**** EXCERPTED DATA ****

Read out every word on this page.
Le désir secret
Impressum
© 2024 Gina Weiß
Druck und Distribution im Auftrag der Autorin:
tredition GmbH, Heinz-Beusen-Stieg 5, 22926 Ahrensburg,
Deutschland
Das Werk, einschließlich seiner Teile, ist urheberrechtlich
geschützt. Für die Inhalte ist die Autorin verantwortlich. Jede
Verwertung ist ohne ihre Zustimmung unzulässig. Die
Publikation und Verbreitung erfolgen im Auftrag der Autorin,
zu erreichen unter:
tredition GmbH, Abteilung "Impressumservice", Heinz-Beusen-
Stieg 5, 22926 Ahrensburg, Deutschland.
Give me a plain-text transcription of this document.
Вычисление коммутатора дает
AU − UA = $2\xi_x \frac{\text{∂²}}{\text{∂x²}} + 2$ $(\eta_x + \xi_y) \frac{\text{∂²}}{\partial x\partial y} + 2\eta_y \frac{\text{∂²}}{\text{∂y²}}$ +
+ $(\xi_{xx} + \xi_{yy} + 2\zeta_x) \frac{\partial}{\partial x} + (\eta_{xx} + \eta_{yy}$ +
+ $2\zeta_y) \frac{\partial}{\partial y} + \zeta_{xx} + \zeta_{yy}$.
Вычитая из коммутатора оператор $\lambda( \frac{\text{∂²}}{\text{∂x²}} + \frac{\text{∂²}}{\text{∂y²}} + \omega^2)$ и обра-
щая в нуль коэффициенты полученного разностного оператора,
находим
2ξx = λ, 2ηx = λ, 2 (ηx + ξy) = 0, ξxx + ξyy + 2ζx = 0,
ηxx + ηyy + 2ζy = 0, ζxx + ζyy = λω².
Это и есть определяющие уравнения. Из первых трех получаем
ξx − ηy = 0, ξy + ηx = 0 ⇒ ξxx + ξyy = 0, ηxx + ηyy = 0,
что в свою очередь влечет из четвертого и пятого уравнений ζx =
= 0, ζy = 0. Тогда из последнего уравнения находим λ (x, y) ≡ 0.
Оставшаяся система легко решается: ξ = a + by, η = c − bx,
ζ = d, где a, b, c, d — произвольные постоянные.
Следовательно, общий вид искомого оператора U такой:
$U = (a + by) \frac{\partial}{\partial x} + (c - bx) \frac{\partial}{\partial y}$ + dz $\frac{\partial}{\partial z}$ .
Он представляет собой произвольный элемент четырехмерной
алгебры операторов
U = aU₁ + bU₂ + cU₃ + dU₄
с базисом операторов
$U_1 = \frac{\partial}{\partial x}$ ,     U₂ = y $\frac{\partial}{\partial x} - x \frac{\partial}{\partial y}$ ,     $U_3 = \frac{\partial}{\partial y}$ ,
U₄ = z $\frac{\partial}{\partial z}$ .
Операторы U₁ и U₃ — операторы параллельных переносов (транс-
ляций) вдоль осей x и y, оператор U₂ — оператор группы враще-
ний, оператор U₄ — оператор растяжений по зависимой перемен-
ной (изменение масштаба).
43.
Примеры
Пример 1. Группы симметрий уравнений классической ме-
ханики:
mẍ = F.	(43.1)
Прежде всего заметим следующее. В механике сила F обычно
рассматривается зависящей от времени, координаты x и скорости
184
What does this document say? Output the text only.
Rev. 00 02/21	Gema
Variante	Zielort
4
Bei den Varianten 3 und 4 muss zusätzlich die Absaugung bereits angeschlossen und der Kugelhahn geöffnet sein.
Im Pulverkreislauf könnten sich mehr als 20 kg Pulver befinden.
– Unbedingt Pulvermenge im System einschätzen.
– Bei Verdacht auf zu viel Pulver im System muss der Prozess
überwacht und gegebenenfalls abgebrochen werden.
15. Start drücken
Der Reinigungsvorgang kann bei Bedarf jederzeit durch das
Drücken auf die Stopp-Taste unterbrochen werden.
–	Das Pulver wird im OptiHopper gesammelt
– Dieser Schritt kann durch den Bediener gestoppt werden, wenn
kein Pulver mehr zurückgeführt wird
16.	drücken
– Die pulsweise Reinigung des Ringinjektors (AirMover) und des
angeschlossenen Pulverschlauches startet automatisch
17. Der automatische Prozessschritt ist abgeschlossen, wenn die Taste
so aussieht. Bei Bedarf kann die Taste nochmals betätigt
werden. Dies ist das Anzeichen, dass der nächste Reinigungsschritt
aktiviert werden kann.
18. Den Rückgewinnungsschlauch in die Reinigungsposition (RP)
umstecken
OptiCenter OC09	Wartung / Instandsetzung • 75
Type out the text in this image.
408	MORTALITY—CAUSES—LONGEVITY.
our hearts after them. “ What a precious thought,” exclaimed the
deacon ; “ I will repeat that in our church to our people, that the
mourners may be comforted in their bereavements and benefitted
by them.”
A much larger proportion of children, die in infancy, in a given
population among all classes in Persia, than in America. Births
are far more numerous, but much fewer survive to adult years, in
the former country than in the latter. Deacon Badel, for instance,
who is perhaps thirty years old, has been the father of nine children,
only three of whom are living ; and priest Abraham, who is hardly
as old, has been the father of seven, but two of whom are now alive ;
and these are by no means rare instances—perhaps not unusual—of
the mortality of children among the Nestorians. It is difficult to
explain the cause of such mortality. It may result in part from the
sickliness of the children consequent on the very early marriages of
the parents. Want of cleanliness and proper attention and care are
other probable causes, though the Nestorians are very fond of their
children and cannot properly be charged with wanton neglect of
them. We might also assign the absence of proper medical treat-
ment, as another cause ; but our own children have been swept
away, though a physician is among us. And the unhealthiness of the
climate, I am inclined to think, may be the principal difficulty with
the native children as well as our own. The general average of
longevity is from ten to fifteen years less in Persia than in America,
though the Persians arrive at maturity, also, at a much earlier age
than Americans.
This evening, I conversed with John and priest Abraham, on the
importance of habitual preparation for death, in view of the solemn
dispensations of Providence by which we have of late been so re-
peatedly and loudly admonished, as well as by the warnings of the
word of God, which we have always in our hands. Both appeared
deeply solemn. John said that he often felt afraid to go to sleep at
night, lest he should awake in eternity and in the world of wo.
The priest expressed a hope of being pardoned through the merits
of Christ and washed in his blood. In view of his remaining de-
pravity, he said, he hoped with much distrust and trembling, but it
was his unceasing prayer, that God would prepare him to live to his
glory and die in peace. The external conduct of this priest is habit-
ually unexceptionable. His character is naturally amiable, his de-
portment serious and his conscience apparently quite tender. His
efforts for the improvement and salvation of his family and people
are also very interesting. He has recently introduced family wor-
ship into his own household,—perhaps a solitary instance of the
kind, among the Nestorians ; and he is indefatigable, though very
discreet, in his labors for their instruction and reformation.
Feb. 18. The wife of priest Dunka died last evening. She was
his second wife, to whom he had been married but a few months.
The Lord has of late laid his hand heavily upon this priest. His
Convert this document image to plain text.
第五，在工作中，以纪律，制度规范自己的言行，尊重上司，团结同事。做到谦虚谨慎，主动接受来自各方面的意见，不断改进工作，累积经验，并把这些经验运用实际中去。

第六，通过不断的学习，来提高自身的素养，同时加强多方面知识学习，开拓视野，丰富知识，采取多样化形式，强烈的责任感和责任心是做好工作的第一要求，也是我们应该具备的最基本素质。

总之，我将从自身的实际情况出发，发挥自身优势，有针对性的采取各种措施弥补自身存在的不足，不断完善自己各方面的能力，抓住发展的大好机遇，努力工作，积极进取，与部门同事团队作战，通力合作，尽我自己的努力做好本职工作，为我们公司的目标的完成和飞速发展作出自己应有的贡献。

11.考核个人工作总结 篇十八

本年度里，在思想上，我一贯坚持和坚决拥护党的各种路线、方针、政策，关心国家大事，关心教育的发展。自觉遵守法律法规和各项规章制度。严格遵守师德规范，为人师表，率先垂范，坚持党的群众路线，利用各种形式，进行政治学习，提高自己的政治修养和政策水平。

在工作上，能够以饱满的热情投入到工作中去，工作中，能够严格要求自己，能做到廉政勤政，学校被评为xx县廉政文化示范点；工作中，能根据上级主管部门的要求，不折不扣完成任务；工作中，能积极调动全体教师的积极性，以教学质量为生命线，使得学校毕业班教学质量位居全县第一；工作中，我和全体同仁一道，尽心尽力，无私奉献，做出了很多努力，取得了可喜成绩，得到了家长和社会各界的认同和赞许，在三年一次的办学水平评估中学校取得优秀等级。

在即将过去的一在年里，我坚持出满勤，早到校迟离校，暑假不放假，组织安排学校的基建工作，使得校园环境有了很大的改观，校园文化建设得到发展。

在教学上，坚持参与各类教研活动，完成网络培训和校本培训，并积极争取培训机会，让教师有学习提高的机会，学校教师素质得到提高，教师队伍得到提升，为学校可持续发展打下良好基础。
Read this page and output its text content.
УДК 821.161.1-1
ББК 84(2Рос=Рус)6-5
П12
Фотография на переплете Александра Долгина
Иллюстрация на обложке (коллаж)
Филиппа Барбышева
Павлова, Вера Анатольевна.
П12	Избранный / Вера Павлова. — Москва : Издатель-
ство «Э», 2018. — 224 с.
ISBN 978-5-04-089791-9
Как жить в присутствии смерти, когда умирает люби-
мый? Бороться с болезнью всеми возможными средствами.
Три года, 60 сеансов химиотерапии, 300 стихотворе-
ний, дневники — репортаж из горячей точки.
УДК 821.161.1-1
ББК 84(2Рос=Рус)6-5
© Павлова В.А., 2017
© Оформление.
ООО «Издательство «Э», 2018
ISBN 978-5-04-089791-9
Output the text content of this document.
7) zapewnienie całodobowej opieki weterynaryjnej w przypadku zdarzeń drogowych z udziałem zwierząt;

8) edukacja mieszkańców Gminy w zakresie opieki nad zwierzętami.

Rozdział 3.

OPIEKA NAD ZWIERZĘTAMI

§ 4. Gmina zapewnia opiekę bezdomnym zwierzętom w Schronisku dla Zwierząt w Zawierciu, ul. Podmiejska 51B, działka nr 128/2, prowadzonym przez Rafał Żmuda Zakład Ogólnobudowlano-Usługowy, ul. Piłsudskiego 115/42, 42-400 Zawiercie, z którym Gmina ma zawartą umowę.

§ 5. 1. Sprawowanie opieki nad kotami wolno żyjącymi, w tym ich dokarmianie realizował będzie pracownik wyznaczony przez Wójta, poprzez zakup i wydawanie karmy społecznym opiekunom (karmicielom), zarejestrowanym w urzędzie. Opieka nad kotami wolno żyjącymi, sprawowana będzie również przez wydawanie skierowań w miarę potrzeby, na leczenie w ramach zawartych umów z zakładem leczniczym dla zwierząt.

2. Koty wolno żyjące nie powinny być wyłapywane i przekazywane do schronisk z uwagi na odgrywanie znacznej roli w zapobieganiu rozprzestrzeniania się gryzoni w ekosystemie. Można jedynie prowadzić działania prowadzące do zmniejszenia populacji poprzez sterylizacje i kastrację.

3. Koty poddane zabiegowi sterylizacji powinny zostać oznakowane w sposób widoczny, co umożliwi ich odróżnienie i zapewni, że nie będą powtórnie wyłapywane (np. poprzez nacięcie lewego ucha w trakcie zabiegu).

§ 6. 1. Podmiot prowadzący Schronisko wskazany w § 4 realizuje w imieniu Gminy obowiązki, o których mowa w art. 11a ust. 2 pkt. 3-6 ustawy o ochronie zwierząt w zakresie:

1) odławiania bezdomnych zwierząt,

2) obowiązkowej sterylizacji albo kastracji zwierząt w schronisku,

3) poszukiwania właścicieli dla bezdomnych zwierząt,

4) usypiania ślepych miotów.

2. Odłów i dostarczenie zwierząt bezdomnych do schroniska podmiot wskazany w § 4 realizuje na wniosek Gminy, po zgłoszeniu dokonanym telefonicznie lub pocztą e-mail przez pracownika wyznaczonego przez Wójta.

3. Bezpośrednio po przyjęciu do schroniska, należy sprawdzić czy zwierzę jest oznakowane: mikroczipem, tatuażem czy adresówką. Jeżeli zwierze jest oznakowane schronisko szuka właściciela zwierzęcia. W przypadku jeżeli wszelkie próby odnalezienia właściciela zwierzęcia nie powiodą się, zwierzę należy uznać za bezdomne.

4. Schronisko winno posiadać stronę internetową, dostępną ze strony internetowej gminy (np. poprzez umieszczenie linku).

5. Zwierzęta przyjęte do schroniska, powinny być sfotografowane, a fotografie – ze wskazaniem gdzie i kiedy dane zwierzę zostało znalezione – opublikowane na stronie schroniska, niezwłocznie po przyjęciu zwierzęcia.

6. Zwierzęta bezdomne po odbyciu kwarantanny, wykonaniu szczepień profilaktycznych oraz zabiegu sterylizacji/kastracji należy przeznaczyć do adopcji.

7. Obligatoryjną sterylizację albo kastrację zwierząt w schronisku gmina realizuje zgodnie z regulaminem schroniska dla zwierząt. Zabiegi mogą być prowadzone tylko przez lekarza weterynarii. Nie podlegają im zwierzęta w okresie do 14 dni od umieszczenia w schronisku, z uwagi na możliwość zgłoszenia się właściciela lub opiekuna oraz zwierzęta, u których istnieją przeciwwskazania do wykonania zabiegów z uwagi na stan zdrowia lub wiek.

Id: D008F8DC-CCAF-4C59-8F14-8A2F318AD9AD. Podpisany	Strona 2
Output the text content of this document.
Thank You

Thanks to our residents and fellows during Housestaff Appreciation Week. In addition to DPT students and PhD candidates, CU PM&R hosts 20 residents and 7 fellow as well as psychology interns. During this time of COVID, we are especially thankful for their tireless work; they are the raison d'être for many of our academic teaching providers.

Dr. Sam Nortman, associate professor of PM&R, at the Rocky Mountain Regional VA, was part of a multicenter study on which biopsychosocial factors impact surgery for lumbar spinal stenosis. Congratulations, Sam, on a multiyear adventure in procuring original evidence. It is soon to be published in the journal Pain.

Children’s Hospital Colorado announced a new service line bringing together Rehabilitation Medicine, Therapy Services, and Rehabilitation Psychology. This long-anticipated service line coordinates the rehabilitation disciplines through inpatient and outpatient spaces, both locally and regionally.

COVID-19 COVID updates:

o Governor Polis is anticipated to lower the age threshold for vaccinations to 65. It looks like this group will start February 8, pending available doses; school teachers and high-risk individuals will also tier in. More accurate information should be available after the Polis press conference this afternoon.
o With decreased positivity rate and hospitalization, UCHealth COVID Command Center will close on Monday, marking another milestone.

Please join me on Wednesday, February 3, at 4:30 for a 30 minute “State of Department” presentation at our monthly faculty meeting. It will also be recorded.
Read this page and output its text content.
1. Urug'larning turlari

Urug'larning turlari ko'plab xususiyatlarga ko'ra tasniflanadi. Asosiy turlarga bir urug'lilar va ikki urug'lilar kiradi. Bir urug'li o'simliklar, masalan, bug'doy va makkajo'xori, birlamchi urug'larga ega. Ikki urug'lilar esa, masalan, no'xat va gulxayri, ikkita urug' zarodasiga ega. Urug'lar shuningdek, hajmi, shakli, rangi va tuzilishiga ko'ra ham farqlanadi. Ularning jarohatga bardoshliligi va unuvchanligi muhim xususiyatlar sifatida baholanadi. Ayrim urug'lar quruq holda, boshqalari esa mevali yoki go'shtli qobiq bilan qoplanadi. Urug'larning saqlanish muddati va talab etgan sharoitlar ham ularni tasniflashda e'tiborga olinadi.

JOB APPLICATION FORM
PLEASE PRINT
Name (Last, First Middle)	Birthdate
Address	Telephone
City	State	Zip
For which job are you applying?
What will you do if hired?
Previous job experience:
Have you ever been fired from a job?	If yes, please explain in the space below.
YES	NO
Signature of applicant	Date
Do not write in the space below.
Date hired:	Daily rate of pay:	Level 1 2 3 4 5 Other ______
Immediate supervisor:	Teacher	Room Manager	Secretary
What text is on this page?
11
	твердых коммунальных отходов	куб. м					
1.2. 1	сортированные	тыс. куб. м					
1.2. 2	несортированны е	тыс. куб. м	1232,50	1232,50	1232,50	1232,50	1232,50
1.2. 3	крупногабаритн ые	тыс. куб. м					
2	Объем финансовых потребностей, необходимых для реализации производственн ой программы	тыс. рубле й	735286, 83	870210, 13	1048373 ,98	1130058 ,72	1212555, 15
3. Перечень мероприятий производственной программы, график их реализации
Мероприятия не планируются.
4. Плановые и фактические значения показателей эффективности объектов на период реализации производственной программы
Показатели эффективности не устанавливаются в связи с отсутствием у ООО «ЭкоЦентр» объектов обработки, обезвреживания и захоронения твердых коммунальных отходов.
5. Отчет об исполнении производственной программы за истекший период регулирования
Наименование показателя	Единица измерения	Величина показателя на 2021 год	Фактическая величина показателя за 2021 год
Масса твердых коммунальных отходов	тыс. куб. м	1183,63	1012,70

****

▸ **GIVEN INSTRUCTION**
Show the lines where the word "объектов" appears in the entries.

▸ **THE SOLUTION**
4. Плановые и фактические значения показателей эффективности объектов на период реализации производственной программы
Показатели эффективности не устанавливаются в связи с отсутствием у ООО «ЭкоЦентр» объектов обработки, обезвреживания и захоронения твердых коммунальных отходов.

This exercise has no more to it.